#### Supplied text:

+---+

For \(1\leq p\leq2\), a Tweedie variable \(y\) can be written as the sum of \(N\) i.i.d. Gamma distributed random variables \(z_{1},\dots,z_{N}\) with shape \(-\alpha\) and scale \(\gamma\) (hence with mean \(-\alpha\gamma\) and variance \(-\alpha\gamma^{2}\)), while \(N\) follows a Poisson distribution with rate \(\lambda\). In terms of the original Tweedie parameters, we have \[ \lambda=\frac{\mu^{2-p}}{\phi(2-p)}, \;\;\; \alpha=(2-p)/(1-p) \;\;\; \text{and} \;\;\; \gamma=\phi(p-1)\mu^{p-1}. \] So, if \(p_{G}\) indicates the c.d.f. of a Gamma distribution with parameters \(-k\alpha\) and \(\gamma\), \(p_{p}\) is the p.m.f. of a Poisson with rate \(\lambda\) and we indicate with \(p(Y < y)\) the Tweedie c.d.f., we have \[ p(Y<y)=p\Big(\sum_{i=1}^{N}z_{i}<y\Big)=\sum_{k=1}^{\infty}p_{G}\Big(\sum_{i=1}^{k}z_{i}<y\Big)p_{P}(N=k), \] where the second equality holds due to the Law of Total Probability. Now, we want to avoid computing that infinite sum, hence we approximate it by \[ p(Y<y)\approx\hat{p}(Y<y)=\sum_{k=k_{min}}^{k_{max}}p_{G}\Big (\sum_{i=1}^{k}z_{i}<y \Big )p_{P}(N=k), \] for some \(k_{min}\) and \(k_{max}\).

How to choose \(k_{min}\) and \(k_{max}\)? Given that \(p_{P}\) is maximal at \(k = \text{floor}(\lambda)\), and then monotonically decreases as we move \(k\) away from the mode, a reasonable approach is to choose \(k_{min}\) and \(k_{max}\) such that \(p_{P}(N=k) < \epsilon p_{P}\{N=\text{floor}(\lambda)\}\) for \(k<k_{min}\) or \(k>k_{max}\), for some small \(\epsilon\). If we do so, it is clear that the a very pessimistic bound on the absolute approximation error is \[ |p(Y<y)-\hat{p}(Y<y)| < p_{P}(N<k_{min} \; \text{or} \; N>k_{max}) = 1 - p_{P}(k_{min}<N<k_{max}), \] which is easy to compute. Of course, \(k_{min}\) and \(k_{max}\) are not known in advance, but we can initialize \(k\) to \(\text{floor}(\lambda)\) and then increase \(k\) until we get to \(p_{P}(N=k) < \epsilon p_{P}\{N=\text{floor}(\lambda)\}\), which means that we have found \(k_{max}\). Then we can set \(k\) to the Poisson mode and decrease \(k\) until we find \(k_{min}\). All this is implemented in the following R function:

pTweedR0 <- function(y, mu, phi, p, eps = 1e-17, log = FALSE){
  
  # Get param lambda, gamma and alpha to be used in gamma and poisson distrib
  la <- mu^(2-p) / ( phi * (2-p) )

+---+

Records from a collection
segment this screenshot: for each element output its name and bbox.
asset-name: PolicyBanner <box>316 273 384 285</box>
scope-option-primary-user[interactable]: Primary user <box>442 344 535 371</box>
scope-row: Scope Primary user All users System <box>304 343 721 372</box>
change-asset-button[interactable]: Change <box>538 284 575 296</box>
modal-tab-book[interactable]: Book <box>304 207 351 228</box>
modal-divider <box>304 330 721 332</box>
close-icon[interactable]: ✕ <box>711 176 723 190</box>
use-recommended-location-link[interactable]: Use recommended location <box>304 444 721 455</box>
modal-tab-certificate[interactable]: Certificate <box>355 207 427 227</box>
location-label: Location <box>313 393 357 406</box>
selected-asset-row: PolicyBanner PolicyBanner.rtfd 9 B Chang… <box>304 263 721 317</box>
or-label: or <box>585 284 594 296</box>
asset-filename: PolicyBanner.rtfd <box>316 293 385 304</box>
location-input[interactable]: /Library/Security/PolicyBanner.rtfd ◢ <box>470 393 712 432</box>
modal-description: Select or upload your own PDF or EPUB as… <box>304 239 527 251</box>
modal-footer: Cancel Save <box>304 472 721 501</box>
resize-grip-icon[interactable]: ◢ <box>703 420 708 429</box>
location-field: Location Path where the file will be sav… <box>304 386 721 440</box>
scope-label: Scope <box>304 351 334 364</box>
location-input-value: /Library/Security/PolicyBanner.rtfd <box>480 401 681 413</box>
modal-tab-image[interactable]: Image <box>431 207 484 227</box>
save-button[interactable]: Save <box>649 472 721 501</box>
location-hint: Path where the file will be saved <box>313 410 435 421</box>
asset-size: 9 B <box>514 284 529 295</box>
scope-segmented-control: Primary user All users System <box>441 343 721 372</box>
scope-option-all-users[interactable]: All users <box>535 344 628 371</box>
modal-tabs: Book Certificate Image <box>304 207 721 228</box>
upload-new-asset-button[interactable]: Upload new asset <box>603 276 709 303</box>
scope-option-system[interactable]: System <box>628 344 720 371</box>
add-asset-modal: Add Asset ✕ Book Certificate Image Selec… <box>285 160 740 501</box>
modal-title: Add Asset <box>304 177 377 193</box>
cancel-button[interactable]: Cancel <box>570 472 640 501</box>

+---+

#### Exercise:
In the passage on the Tweedie distribution, what distribution does N follow?

#### Output for this task:
N follows a Poisson distribution with rate λ.